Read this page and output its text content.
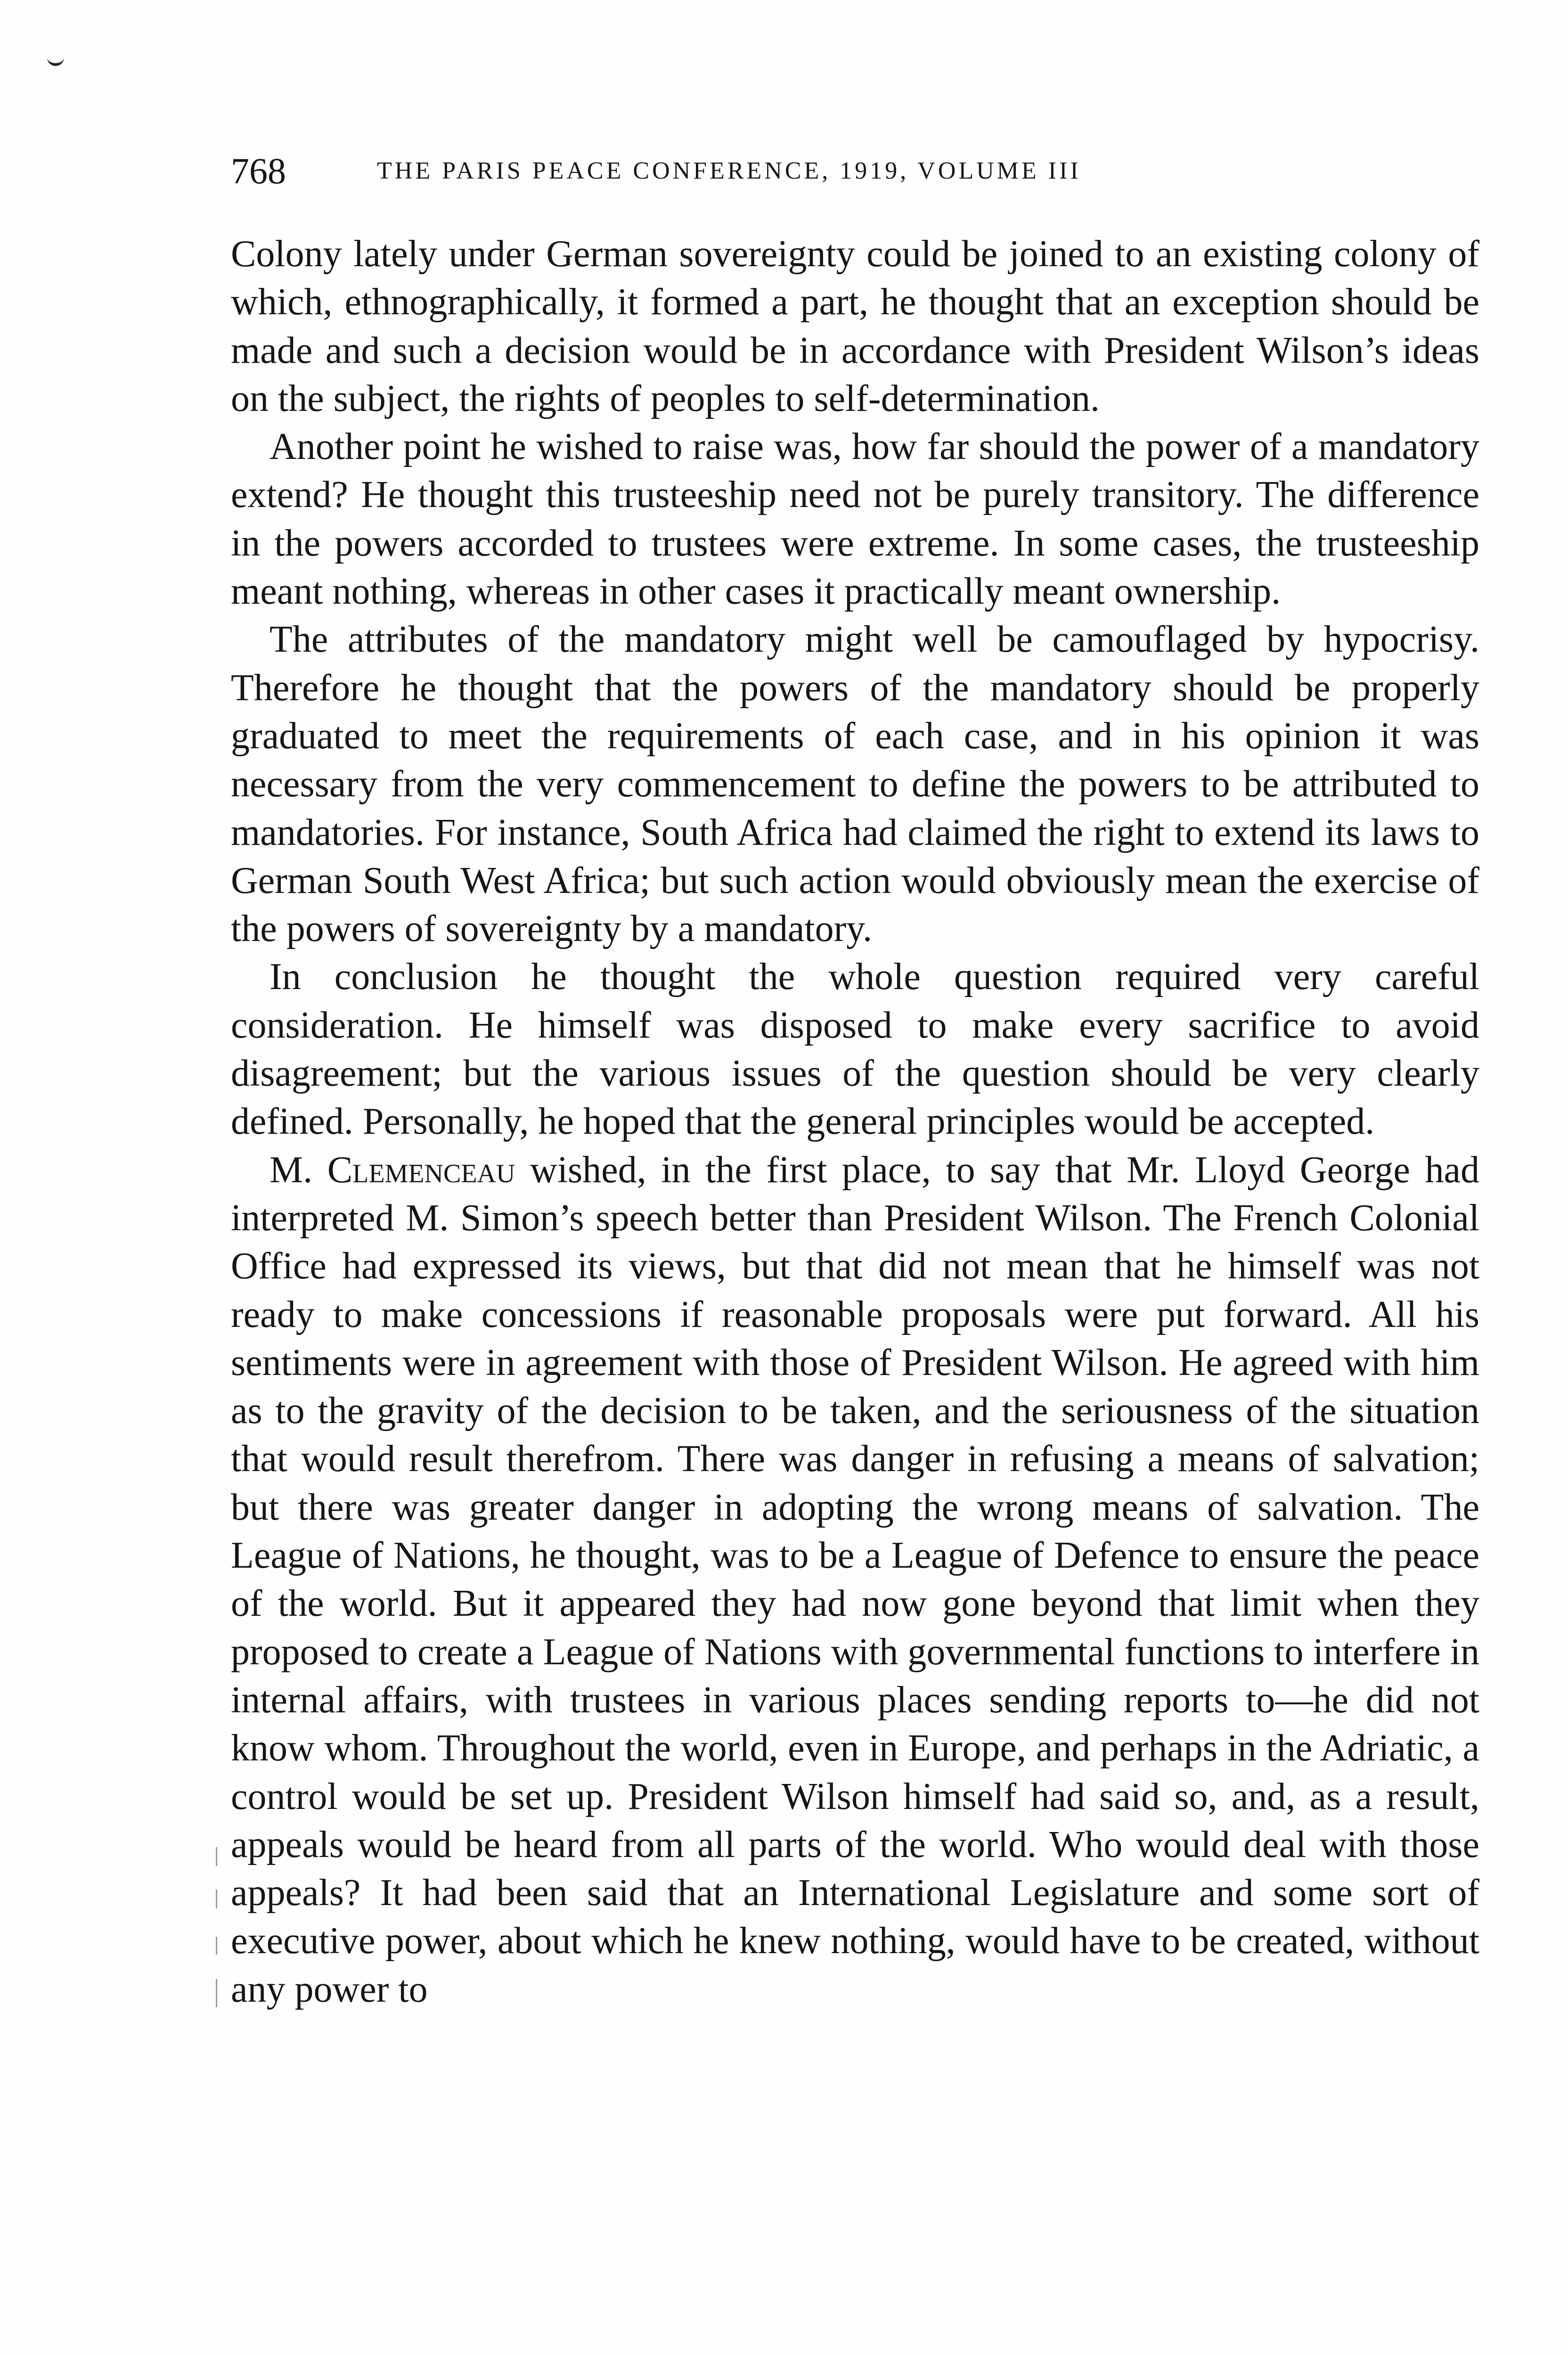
768	THE PARIS PEACE CONFERENCE, 1919, VOLUME III

Colony lately under German sovereignty could be joined to an existing colony of which, ethnographically, it formed a part, he thought that an exception should be made and such a decision would be in accordance with President Wilson’s ideas on the subject, the rights of peoples to self-determination.

Another point he wished to raise was, how far should the power of a mandatory extend? He thought this trusteeship need not be purely transitory. The difference in the powers accorded to trustees were extreme. In some cases, the trusteeship meant nothing, whereas in other cases it practically meant ownership.

The attributes of the mandatory might well be camouflaged by hypocrisy. Therefore he thought that the powers of the mandatory should be properly graduated to meet the requirements of each case, and in his opinion it was necessary from the very commencement to define the powers to be attributed to mandatories. For instance, South Africa had claimed the right to extend its laws to German South West Africa; but such action would obviously mean the exercise of the powers of sovereignty by a mandatory.

In conclusion he thought the whole question required very careful consideration. He himself was disposed to make every sacrifice to avoid disagreement; but the various issues of the question should be very clearly defined. Personally, he hoped that the general principles would be accepted.

M. Clemenceau wished, in the first place, to say that Mr. Lloyd George had interpreted M. Simon’s speech better than President Wilson. The French Colonial Office had expressed its views, but that did not mean that he himself was not ready to make concessions if reasonable proposals were put forward. All his sentiments were in agreement with those of President Wilson. He agreed with him as to the gravity of the decision to be taken, and the seriousness of the situation that would result therefrom. There was danger in refusing a means of salvation; but there was greater danger in adopting the wrong means of salvation. The League of Nations, he thought, was to be a League of Defence to ensure the peace of the world. But it appeared they had now gone beyond that limit when they proposed to create a League of Nations with governmental functions to interfere in internal affairs, with trustees in various places sending reports to—he did not know whom. Throughout the world, even in Europe, and perhaps in the Adriatic, a control would be set up. President Wilson himself had said so, and, as a result, appeals would be heard from all parts of the world. Who would deal with those appeals? It had been said that an International Legislature and some sort of executive power, about which he knew nothing, would have to be created, without any power to
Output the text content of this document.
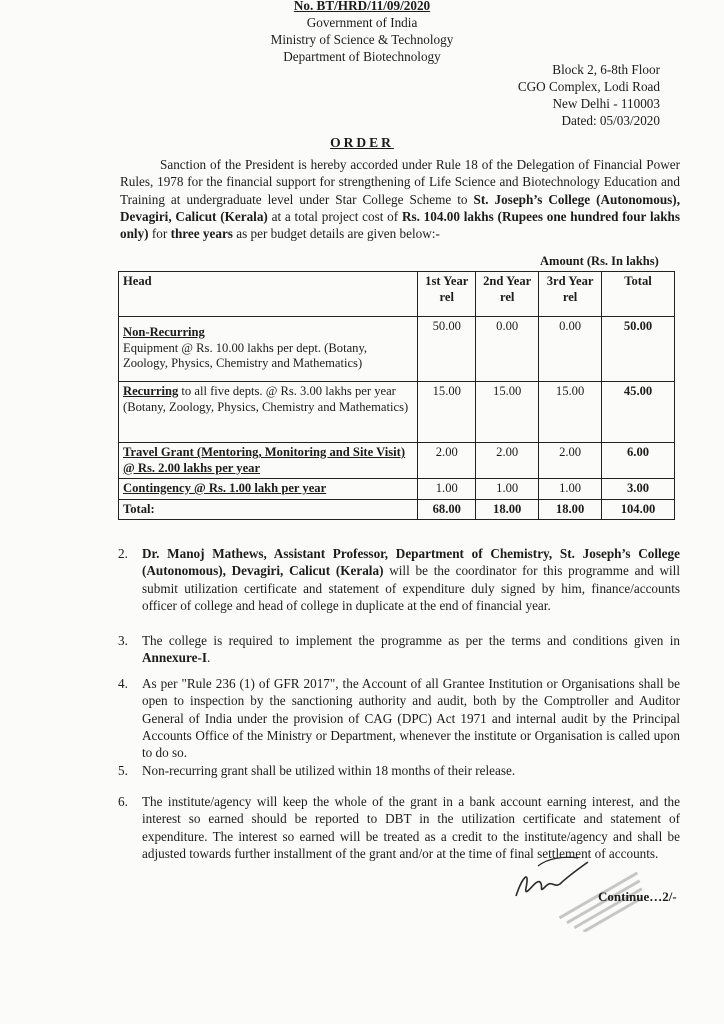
No. BT/HRD/11/09/2020
Government of India
Ministry of Science & Technology
Department of Biotechnology
Block 2, 6-8th Floor
CGO Complex, Lodi Road
New Delhi - 110003
Dated: 05/03/2020
ORDER
Sanction of the President is hereby accorded under Rule 18 of the Delegation of Financial Power Rules, 1978 for the financial support for strengthening of Life Science and Biotechnology Education and Training at undergraduate level under Star College Scheme to St. Joseph’s College (Autonomous), Devagiri, Calicut (Kerala) at a total project cost of Rs. 104.00 lakhs (Rupees one hundred four lakhs only) for three years as per budget details are given below:-
Amount (Rs. In lakhs)
Head	1st Year rel	2nd Year rel	3rd Year rel	Total

Non-Recurring
Equipment @ Rs. 10.00 lakhs per dept. (Botany, Zoology, Physics, Chemistry and Mathematics)	50.00	0.00	0.00	50.00
Recurring to all five depts. @ Rs. 3.00 lakhs per year (Botany, Zoology, Physics, Chemistry and Mathematics)	15.00	15.00	15.00	45.00
Travel Grant (Mentoring, Monitoring and Site Visit) @ Rs. 2.00 lakhs per year	2.00	2.00	2.00	6.00
Contingency @ Rs. 1.00 lakh per year	1.00	1.00	1.00	3.00
Total:	68.00	18.00	18.00	104.00
2. Dr. Manoj Mathews, Assistant Professor, Department of Chemistry, St. Joseph’s College (Autonomous), Devagiri, Calicut (Kerala) will be the coordinator for this programme and will submit utilization certificate and statement of expenditure duly signed by him, finance/accounts officer of college and head of college in duplicate at the end of financial year.
3. The college is required to implement the programme as per the terms and conditions given in Annexure-I.
4. As per "Rule 236 (1) of GFR 2017", the Account of all Grantee Institution or Organisations shall be open to inspection by the sanctioning authority and audit, both by the Comptroller and Auditor General of India under the provision of CAG (DPC) Act 1971 and internal audit by the Principal Accounts Office of the Ministry or Department, whenever the institute or Organisation is called upon to do so.
5. Non-recurring grant shall be utilized within 18 months of their release.
6. The institute/agency will keep the whole of the grant in a bank account earning interest, and the interest so earned should be reported to DBT in the utilization certificate and statement of expenditure. The interest so earned will be treated as a credit to the institute/agency and shall be adjusted towards further installment of the grant and/or at the time of final settlement of accounts.
Continue…2/-
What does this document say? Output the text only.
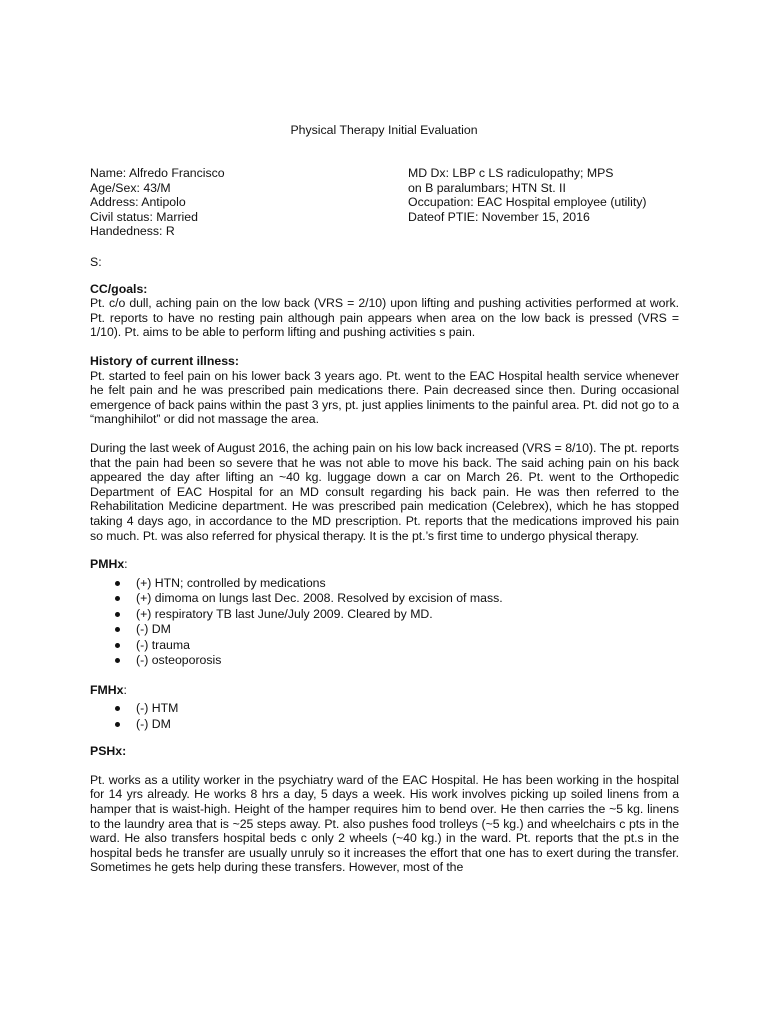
Physical Therapy Initial Evaluation
Name: Alfredo Francisco
Age/Sex: 43/M
Address: Antipolo
Civil status: Married
Handedness: R
MD Dx: LBP c LS radiculopathy; MPS
on B paralumbars; HTN St. II
Occupation: EAC Hospital employee (utility)
Dateof PTIE: November 15, 2016
S:
CC/goals:

Pt. c/o dull, aching pain on the low back (VRS = 2/10) upon lifting and pushing activities performed at work. Pt. reports to have no resting pain although pain appears when area on the low back is pressed (VRS = 1/10). Pt. aims to be able to perform lifting and pushing activities s pain.

History of current illness:

Pt. started to feel pain on his lower back 3 years ago. Pt. went to the EAC Hospital health service whenever he felt pain and he was prescribed pain medications there. Pain decreased since then. During occasional emergence of back pains within the past 3 yrs, pt. just applies liniments to the painful area. Pt. did not go to a “manghihilot” or did not massage the area.

During the last week of August 2016, the aching pain on his low back increased (VRS = 8/10). The pt. reports that the pain had been so severe that he was not able to move his back. The said aching pain on his back appeared the day after lifting an ~40 kg. luggage down a car on March 26. Pt. went to the Orthopedic Department of EAC Hospital for an MD consult regarding his back pain. He was then referred to the Rehabilitation Medicine department. He was prescribed pain medication (Celebrex), which he has stopped taking 4 days ago, in accordance to the MD prescription. Pt. reports that the medications improved his pain so much. Pt. was also referred for physical therapy. It is the pt.’s first time to undergo physical therapy.

PMHx:
(+) HTN; controlled by medications
(+) dimoma on lungs last Dec. 2008. Resolved by excision of mass.
(+) respiratory TB last June/July 2009. Cleared by MD.
(-) DM
(-) trauma
(-) osteoporosis
FMHx:
(-) HTM
(-) DM
PSHx:

Pt. works as a utility worker in the psychiatry ward of the EAC Hospital. He has been working in the hospital for 14 yrs already. He works 8 hrs a day, 5 days a week. His work involves picking up soiled linens from a hamper that is waist-high. Height of the hamper requires him to bend over. He then carries the ~5 kg. linens to the laundry area that is ~25 steps away. Pt. also pushes food trolleys (~5 kg.) and wheelchairs c pts in the ward. He also transfers hospital beds c only 2 wheels (~40 kg.) in the ward. Pt. reports that the pt.s in the hospital beds he transfer are usually unruly so it increases the effort that one has to exert during the transfer. Sometimes he gets help during these transfers. However, most of the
....
WHAT TO PRODUCE ▸ Omit the pictures and output all of the other material exactly.

FULL OUTPUT ▸
Read this page and output its text content.
768	THE PARIS PEACE CONFERENCE, 1919, VOLUME III

Colony lately under German sovereignty could be joined to an existing colony of which, ethnographically, it formed a part, he thought that an exception should be made and such a decision would be in accordance with President Wilson’s ideas on the subject, the rights of peoples to self-determination.

Another point he wished to raise was, how far should the power of a mandatory extend? He thought this trusteeship need not be purely transitory. The difference in the powers accorded to trustees were extreme. In some cases, the trusteeship meant nothing, whereas in other cases it practically meant ownership.

The attributes of the mandatory might well be camouflaged by hypocrisy. Therefore he thought that the powers of the mandatory should be properly graduated to meet the requirements of each case, and in his opinion it was necessary from the very commencement to define the powers to be attributed to mandatories. For instance, South Africa had claimed the right to extend its laws to German South West Africa; but such action would obviously mean the exercise of the powers of sovereignty by a mandatory.

In conclusion he thought the whole question required very careful consideration. He himself was disposed to make every sacrifice to avoid disagreement; but the various issues of the question should be very clearly defined. Personally, he hoped that the general principles would be accepted.

M. Clemenceau wished, in the first place, to say that Mr. Lloyd George had interpreted M. Simon’s speech better than President Wilson. The French Colonial Office had expressed its views, but that did not mean that he himself was not ready to make concessions if reasonable proposals were put forward. All his sentiments were in agreement with those of President Wilson. He agreed with him as to the gravity of the decision to be taken, and the seriousness of the situation that would result therefrom. There was danger in refusing a means of salvation; but there was greater danger in adopting the wrong means of salvation. The League of Nations, he thought, was to be a League of Defence to ensure the peace of the world. But it appeared they had now gone beyond that limit when they proposed to create a League of Nations with governmental functions to interfere in internal affairs, with trustees in various places sending reports to—he did not know whom. Throughout the world, even in Europe, and perhaps in the Adriatic, a control would be set up. President Wilson himself had said so, and, as a result, appeals would be heard from all parts of the world. Who would deal with those appeals? It had been said that an International Legislature and some sort of executive power, about which he knew nothing, would have to be created, without any power to
Output the text content of this document.
No. BT/HRD/11/09/2020
Government of India
Ministry of Science & Technology
Department of Biotechnology
Block 2, 6-8th Floor
CGO Complex, Lodi Road
New Delhi - 110003
Dated: 05/03/2020
ORDER
Sanction of the President is hereby accorded under Rule 18 of the Delegation of Financial Power Rules, 1978 for the financial support for strengthening of Life Science and Biotechnology Education and Training at undergraduate level under Star College Scheme to St. Joseph’s College (Autonomous), Devagiri, Calicut (Kerala) at a total project cost of Rs. 104.00 lakhs (Rupees one hundred four lakhs only) for three years as per budget details are given below:-
Amount (Rs. In lakhs)
Head	1st Year rel	2nd Year rel	3rd Year rel	Total

Non-Recurring
Equipment @ Rs. 10.00 lakhs per dept. (Botany, Zoology, Physics, Chemistry and Mathematics)	50.00	0.00	0.00	50.00
Recurring to all five depts. @ Rs. 3.00 lakhs per year (Botany, Zoology, Physics, Chemistry and Mathematics)	15.00	15.00	15.00	45.00
Travel Grant (Mentoring, Monitoring and Site Visit) @ Rs. 2.00 lakhs per year	2.00	2.00	2.00	6.00
Contingency @ Rs. 1.00 lakh per year	1.00	1.00	1.00	3.00
Total:	68.00	18.00	18.00	104.00
2. Dr. Manoj Mathews, Assistant Professor, Department of Chemistry, St. Joseph’s College (Autonomous), Devagiri, Calicut (Kerala) will be the coordinator for this programme and will submit utilization certificate and statement of expenditure duly signed by him, finance/accounts officer of college and head of college in duplicate at the end of financial year.
3. The college is required to implement the programme as per the terms and conditions given in Annexure-I.
4. As per "Rule 236 (1) of GFR 2017", the Account of all Grantee Institution or Organisations shall be open to inspection by the sanctioning authority and audit, both by the Comptroller and Auditor General of India under the provision of CAG (DPC) Act 1971 and internal audit by the Principal Accounts Office of the Ministry or Department, whenever the institute or Organisation is called upon to do so.
5. Non-recurring grant shall be utilized within 18 months of their release.
6. The institute/agency will keep the whole of the grant in a bank account earning interest, and the interest so earned should be reported to DBT in the utilization certificate and statement of expenditure. The interest so earned will be treated as a credit to the institute/agency and shall be adjusted towards further installment of the grant and/or at the time of final settlement of accounts.
Continue…2/-
What does this document say? Output the text only.
Physical Therapy Initial Evaluation
Name: Alfredo Francisco
Age/Sex: 43/M
Address: Antipolo
Civil status: Married
Handedness: R
MD Dx: LBP c LS radiculopathy; MPS
on B paralumbars; HTN St. II
Occupation: EAC Hospital employee (utility)
Dateof PTIE: November 15, 2016
S:
CC/goals:

Pt. c/o dull, aching pain on the low back (VRS = 2/10) upon lifting and pushing activities performed at work. Pt. reports to have no resting pain although pain appears when area on the low back is pressed (VRS = 1/10). Pt. aims to be able to perform lifting and pushing activities s pain.

History of current illness:

Pt. started to feel pain on his lower back 3 years ago. Pt. went to the EAC Hospital health service whenever he felt pain and he was prescribed pain medications there. Pain decreased since then. During occasional emergence of back pains within the past 3 yrs, pt. just applies liniments to the painful area. Pt. did not go to a “manghihilot” or did not massage the area.

During the last week of August 2016, the aching pain on his low back increased (VRS = 8/10). The pt. reports that the pain had been so severe that he was not able to move his back. The said aching pain on his back appeared the day after lifting an ~40 kg. luggage down a car on March 26. Pt. went to the Orthopedic Department of EAC Hospital for an MD consult regarding his back pain. He was then referred to the Rehabilitation Medicine department. He was prescribed pain medication (Celebrex), which he has stopped taking 4 days ago, in accordance to the MD prescription. Pt. reports that the medications improved his pain so much. Pt. was also referred for physical therapy. It is the pt.’s first time to undergo physical therapy.

PMHx:
(+) HTN; controlled by medications
(+) dimoma on lungs last Dec. 2008. Resolved by excision of mass.
(+) respiratory TB last June/July 2009. Cleared by MD.
(-) DM
(-) trauma
(-) osteoporosis
FMHx:
(-) HTM
(-) DM
PSHx:

Pt. works as a utility worker in the psychiatry ward of the EAC Hospital. He has been working in the hospital for 14 yrs already. He works 8 hrs a day, 5 days a week. His work involves picking up soiled linens from a hamper that is waist-high. Height of the hamper requires him to bend over. He then carries the ~5 kg. linens to the laundry area that is ~25 steps away. Pt. also pushes food trolleys (~5 kg.) and wheelchairs c pts in the ward. He also transfers hospital beds c only 2 wheels (~40 kg.) in the ward. Pt. reports that the pt.s in the hospital beds he transfer are usually unruly so it increases the effort that one has to exert during the transfer. Sometimes he gets help during these transfers. However, most of the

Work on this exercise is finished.